GIVEN TASK: Across the entries, how many lines have the string "Construction" in them? Reply with only a number.

------ WORKING DATA ------

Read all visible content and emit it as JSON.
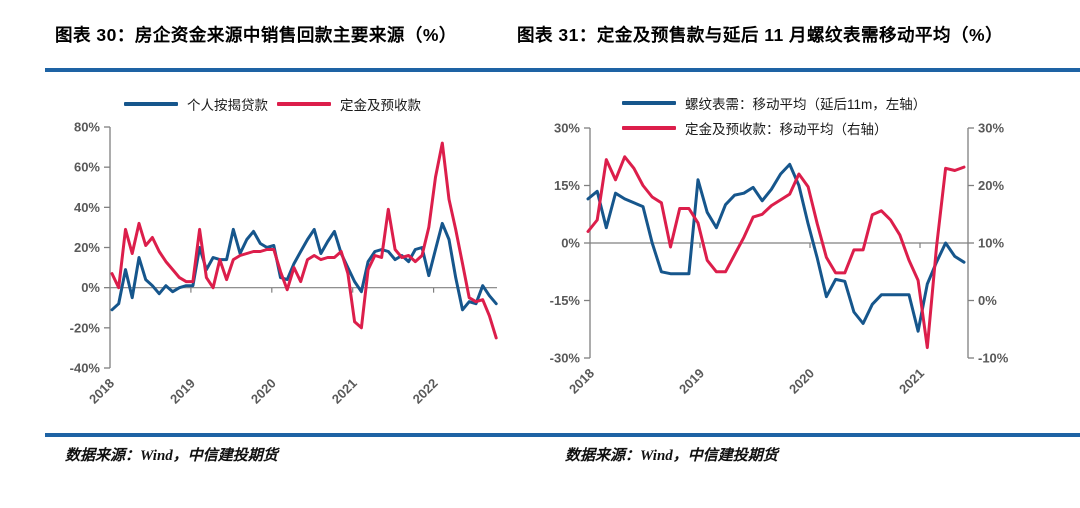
{
  "page": {
    "background": "#ffffff",
    "rule_color": "#1E63A4",
    "axis_color": "#808080",
    "tick_label_color": "#595959",
    "title_color": "#000000"
  },
  "chart_data": [
    {
      "type": "line",
      "title": "图表 30：房企资金来源中销售回款主要来源（%）",
      "source": "数据来源：Wind，中信建投期货",
      "legend_position": "top-center",
      "x_start": "2018-01",
      "x_frequency": "monthly",
      "x_tick_labels": [
        "2018",
        "2019",
        "2020",
        "2021",
        "2022"
      ],
      "left_axis": {
        "tick_labels": [
          "80%",
          "60%",
          "40%",
          "20%",
          "0%",
          "-20%",
          "-40%"
        ],
        "max": 80,
        "min": -40
      },
      "grid": "zero-line-only",
      "series": [
        {
          "name": "个人按揭贷款",
          "axis": "left",
          "color": "#16568C",
          "values": [
            -11,
            -8,
            9,
            -5,
            15,
            4,
            1,
            -3,
            1,
            -2,
            0,
            1,
            1,
            20,
            9,
            15,
            14,
            14,
            29,
            17,
            24,
            28,
            22,
            20,
            21,
            5,
            4,
            12,
            18,
            24,
            29,
            17,
            23,
            28,
            17,
            10,
            3,
            -2,
            13,
            18,
            19,
            18,
            14,
            16,
            13,
            19,
            20,
            6,
            19,
            32,
            24,
            5,
            -11,
            -7,
            -8,
            1,
            -4,
            -8
          ]
        },
        {
          "name": "定金及预收款",
          "axis": "left",
          "color": "#DC1E4B",
          "values": [
            7,
            0,
            29,
            17,
            32,
            21,
            25,
            18,
            13,
            9,
            5,
            3,
            3,
            29,
            5,
            0,
            14,
            4,
            14,
            16,
            17,
            18,
            18,
            19,
            19,
            8,
            -1,
            10,
            3,
            14,
            16,
            14,
            15,
            15,
            18,
            7,
            -17,
            -20,
            9,
            16,
            15,
            39,
            19,
            15,
            16,
            13,
            16,
            30,
            55,
            72,
            44,
            29,
            12,
            -5,
            -7,
            -6,
            -14,
            -25
          ]
        }
      ]
    },
    {
      "type": "line",
      "title": "图表 31：定金及预售款与延后 11 月螺纹表需移动平均（%）",
      "source": "数据来源：Wind，中信建投期货",
      "legend_position": "top-left",
      "x_start": "2018-01",
      "x_frequency": "monthly",
      "x_tick_labels": [
        "2018",
        "2019",
        "2020",
        "2021"
      ],
      "left_axis": {
        "tick_labels": [
          "30%",
          "15%",
          "0%",
          "-15%",
          "-30%"
        ],
        "max": 30,
        "min": -30
      },
      "right_axis": {
        "tick_labels": [
          "30%",
          "20%",
          "10%",
          "0%",
          "-10%"
        ],
        "max": 30,
        "min": -10
      },
      "grid": "zero-line-only",
      "series": [
        {
          "name": "螺纹表需：移动平均（延后11m，左轴）",
          "axis": "left",
          "color": "#16568C",
          "values": [
            11.5,
            13.5,
            4,
            13,
            11.5,
            10.5,
            9.5,
            0,
            -7.5,
            -8,
            -8,
            -8,
            16.5,
            8,
            4,
            10,
            12.5,
            13,
            14.5,
            11,
            14,
            18,
            20.5,
            15,
            5,
            -4,
            -14,
            -9.5,
            -10,
            -18,
            -21,
            -16,
            -13.5,
            -13.5,
            -13.5,
            -13.5,
            -23,
            -10.7,
            -5,
            0,
            -3.5,
            -5
          ]
        },
        {
          "name": "定金及预收款：移动平均（右轴）",
          "axis": "right",
          "color": "#DC1E4B",
          "values": [
            12,
            14,
            24.5,
            21,
            25,
            23,
            20,
            18,
            17,
            9.3,
            16,
            16,
            13.5,
            7,
            5,
            5,
            8,
            11,
            14.5,
            15,
            16.5,
            17.5,
            18.5,
            22,
            19.8,
            13.3,
            7.5,
            4.8,
            4.8,
            8.8,
            8.8,
            14.9,
            15.6,
            14,
            11.4,
            7,
            3.5,
            -8.2,
            9.3,
            23,
            22.6,
            23.2
          ]
        }
      ]
    }
  ]
}
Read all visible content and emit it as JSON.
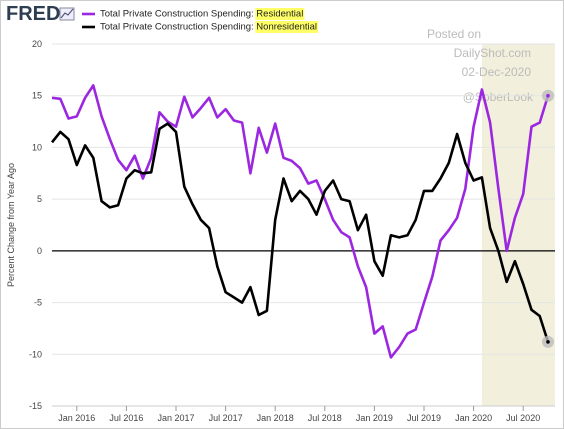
{
  "logo": "FRED",
  "watermark": [
    "Posted on",
    "DailyShot.com",
    "02-Dec-2020",
    "@SoberLook"
  ],
  "chart_data": {
    "type": "line",
    "y_label": "Percent Change from Year Ago",
    "x": [
      "2015-10",
      "2015-11",
      "2015-12",
      "2016-01",
      "2016-02",
      "2016-03",
      "2016-04",
      "2016-05",
      "2016-06",
      "2016-07",
      "2016-08",
      "2016-09",
      "2016-10",
      "2016-11",
      "2016-12",
      "2017-01",
      "2017-02",
      "2017-03",
      "2017-04",
      "2017-05",
      "2017-06",
      "2017-07",
      "2017-08",
      "2017-09",
      "2017-10",
      "2017-11",
      "2017-12",
      "2018-01",
      "2018-02",
      "2018-03",
      "2018-04",
      "2018-05",
      "2018-06",
      "2018-07",
      "2018-08",
      "2018-09",
      "2018-10",
      "2018-11",
      "2018-12",
      "2019-01",
      "2019-02",
      "2019-03",
      "2019-04",
      "2019-05",
      "2019-06",
      "2019-07",
      "2019-08",
      "2019-09",
      "2019-10",
      "2019-11",
      "2019-12",
      "2020-01",
      "2020-02",
      "2020-03",
      "2020-04",
      "2020-05",
      "2020-06",
      "2020-07",
      "2020-08",
      "2020-09",
      "2020-10"
    ],
    "series": [
      {
        "name": "Total Private Construction Spending: Residential",
        "color": "#9c27e0",
        "values": [
          14.8,
          14.7,
          12.8,
          13.0,
          14.8,
          16.0,
          13.0,
          10.8,
          8.8,
          7.8,
          9.2,
          7.0,
          9.0,
          13.4,
          12.5,
          12.0,
          14.9,
          12.9,
          13.8,
          14.8,
          12.9,
          13.7,
          12.6,
          12.4,
          7.5,
          11.9,
          9.5,
          12.3,
          9.0,
          8.7,
          8.0,
          6.5,
          6.8,
          5.0,
          3.0,
          1.8,
          1.3,
          -1.5,
          -3.5,
          -8.0,
          -7.3,
          -10.3,
          -9.3,
          -8.0,
          -7.6,
          -5.0,
          -2.5,
          1.0,
          2.0,
          3.2,
          6.0,
          12.0,
          15.6,
          12.4,
          6.0,
          0.0,
          3.2,
          5.5,
          12.0,
          12.4,
          15.0
        ]
      },
      {
        "name": "Total Private Construction Spending: Nonresidential",
        "color": "#000000",
        "values": [
          10.5,
          11.5,
          10.8,
          8.3,
          10.2,
          9.0,
          4.8,
          4.2,
          4.4,
          7.0,
          7.8,
          7.5,
          7.6,
          11.8,
          12.3,
          11.5,
          6.2,
          4.5,
          3.0,
          2.2,
          -1.5,
          -4.0,
          -4.5,
          -5.0,
          -3.5,
          -6.2,
          -5.8,
          3.0,
          7.0,
          4.8,
          5.8,
          5.0,
          3.5,
          5.8,
          6.8,
          5.0,
          4.8,
          2.0,
          3.5,
          -1.0,
          -2.4,
          1.5,
          1.3,
          1.5,
          3.0,
          5.8,
          5.8,
          7.0,
          8.5,
          11.3,
          8.5,
          6.8,
          7.1,
          2.2,
          0.0,
          -3.0,
          -1.0,
          -3.2,
          -5.7,
          -6.3,
          -8.8
        ]
      }
    ],
    "xlim": [
      "2015-10",
      "2020-10"
    ],
    "xticks": [
      {
        "value": "2016-01",
        "label": "Jan 2016"
      },
      {
        "value": "2016-07",
        "label": "Jul 2016"
      },
      {
        "value": "2017-01",
        "label": "Jan 2017"
      },
      {
        "value": "2017-07",
        "label": "Jul 2017"
      },
      {
        "value": "2018-01",
        "label": "Jan 2018"
      },
      {
        "value": "2018-07",
        "label": "Jul 2018"
      },
      {
        "value": "2019-01",
        "label": "Jan 2019"
      },
      {
        "value": "2019-07",
        "label": "Jul 2019"
      },
      {
        "value": "2020-01",
        "label": "Jan 2020"
      },
      {
        "value": "2020-07",
        "label": "Jul 2020"
      }
    ],
    "ylim": [
      -15,
      20
    ],
    "yticks": [
      -15,
      -10,
      -5,
      0,
      5,
      10,
      15,
      20
    ],
    "grid": true,
    "shading": {
      "start": "2020-02",
      "color": "#f2f0dc"
    }
  }
}
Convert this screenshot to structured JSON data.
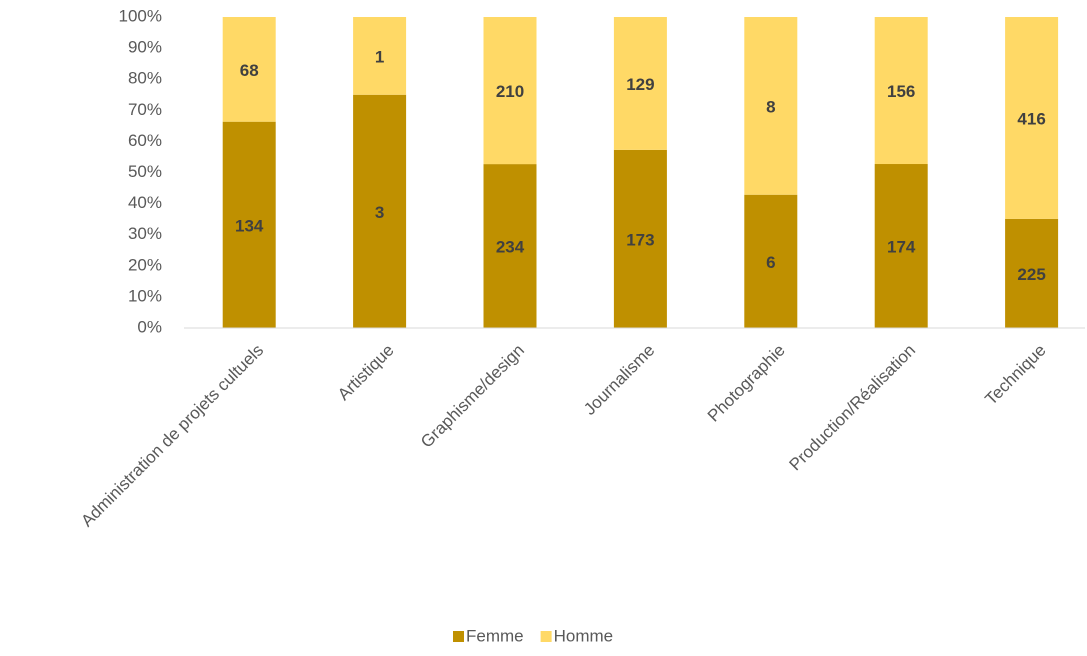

------

REPLY: 2